Additional citations

  • Generative Novel View Synthesis with 3D-Aware Diffusion Models, Eric R. Chan et al., ICCV 2023
  • Diffusion with Forward Models: Solving Stochastic Inverse Problems Without Direct Supervision, Ayush Tewari et al., NeurIPS 2023

问题

  • Conditioning for diffusion models uses frozen OSRT's representations. Is freezing required for better performance? Any experiments on joint training or two-stage training (i.e., 1. training OSRT -> 2. training OSRT and diffusion)? Appendix A says, "End-to-end training comes with additional challenges (e.g. higher memory requirements), but is worth exploring in future work." Is the memory requirement extremely high?
  • Can DORSal faithfully reproduce images from the observed (input) viewpoints? Although OSRT was not able to reproduce inputs due to its blurred reconstruction, DORSal could do that. Even if it cannot, the result is very informative for analyzing the behavior. It may indicate that DORSal is still very unfaithful in terms of reference ability in addition to 3D consistency or estimation.
  • (a little out of interest) Does DORSal work in out-domain scenes? While I guess that OSRTs may not be good at out-domain scenes, DORSal could possibly be more generalized to them thanks to diffusion-based training. If true, it would be a new and significant strength of the DORSal.
  • Sec. 3.2 says, "To obtain instance segments from edits with DORSal, we propose the following procedure..." Actually, is the procedure also used for OSRT baselines in comparison? Or did baselines use different methods?
  • Sec. 5.3. says, "This is also reflected in our quantitative ... mixed views." This description seems unclear. Could you provide the details of the test procedure? Is PSNR calculated by a rendered view and a +360 degree re-rendered view?
  • Fig. 6 says, "Notably, the encircled tree in the final row is generated upon removal of a slot to fill up the now-unobserved facade previously explained by this slot. The original scene does not contain a tree in this position." Could you explain this more? I didn't understand whether this was success or failure (I felt it was bad behavior).

• **What is expected**: Transcribe the section of the DORSal review starting at "Additional citations" and ending at "requirement extremely high?".

• **Recorded information**:

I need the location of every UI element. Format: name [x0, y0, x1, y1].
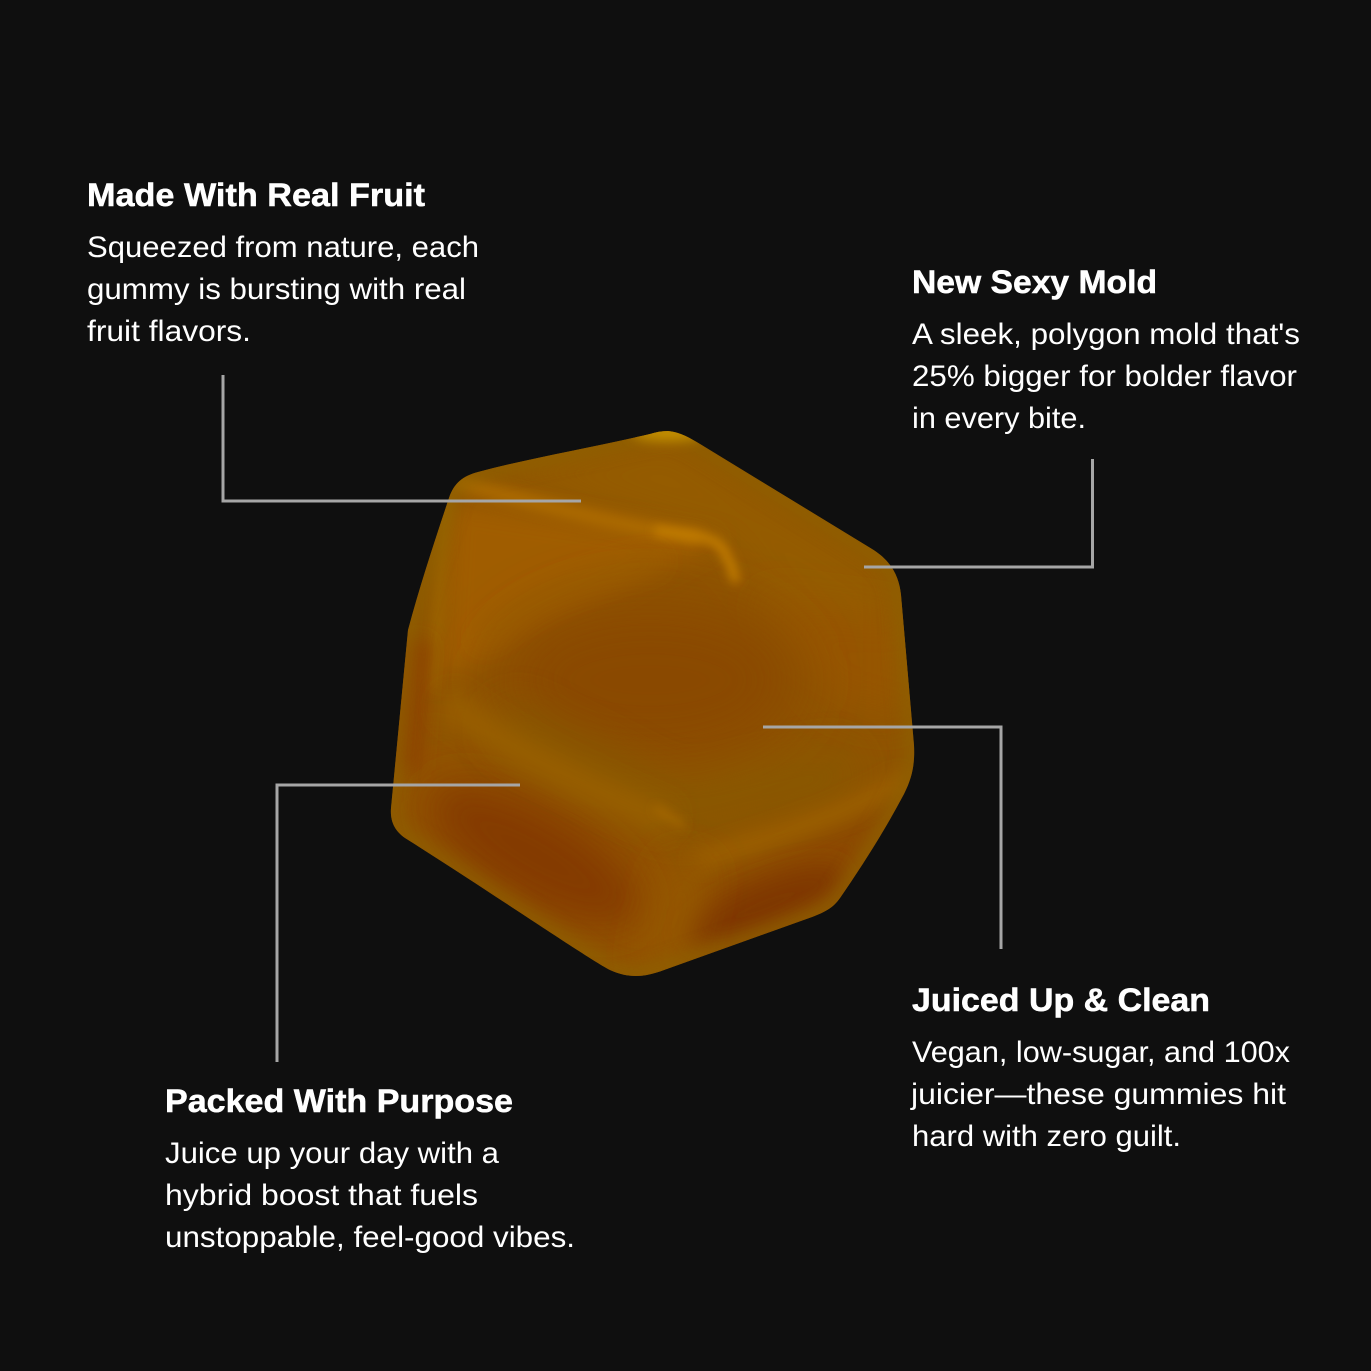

• **Written response**:
Additional citations

  • Generative Novel View Synthesis with 3D-Aware Diffusion Models, Eric R. Chan et al., ICCV 2023
  • Diffusion with Forward Models: Solving Stochastic Inverse Problems Without Direct Supervision, Ayush Tewari et al., NeurIPS 2023

问题

  • Conditioning for diffusion models uses frozen OSRT's representations. Is freezing required for better performance? Any experiments on joint training or two-stage training (i.e., 1. training OSRT -> 2. training OSRT and diffusion)? Appendix A says, "End-to-end training comes with additional challenges (e.g. higher memory requirements), but is worth exploring in future work." Is the memory requirement extremely high?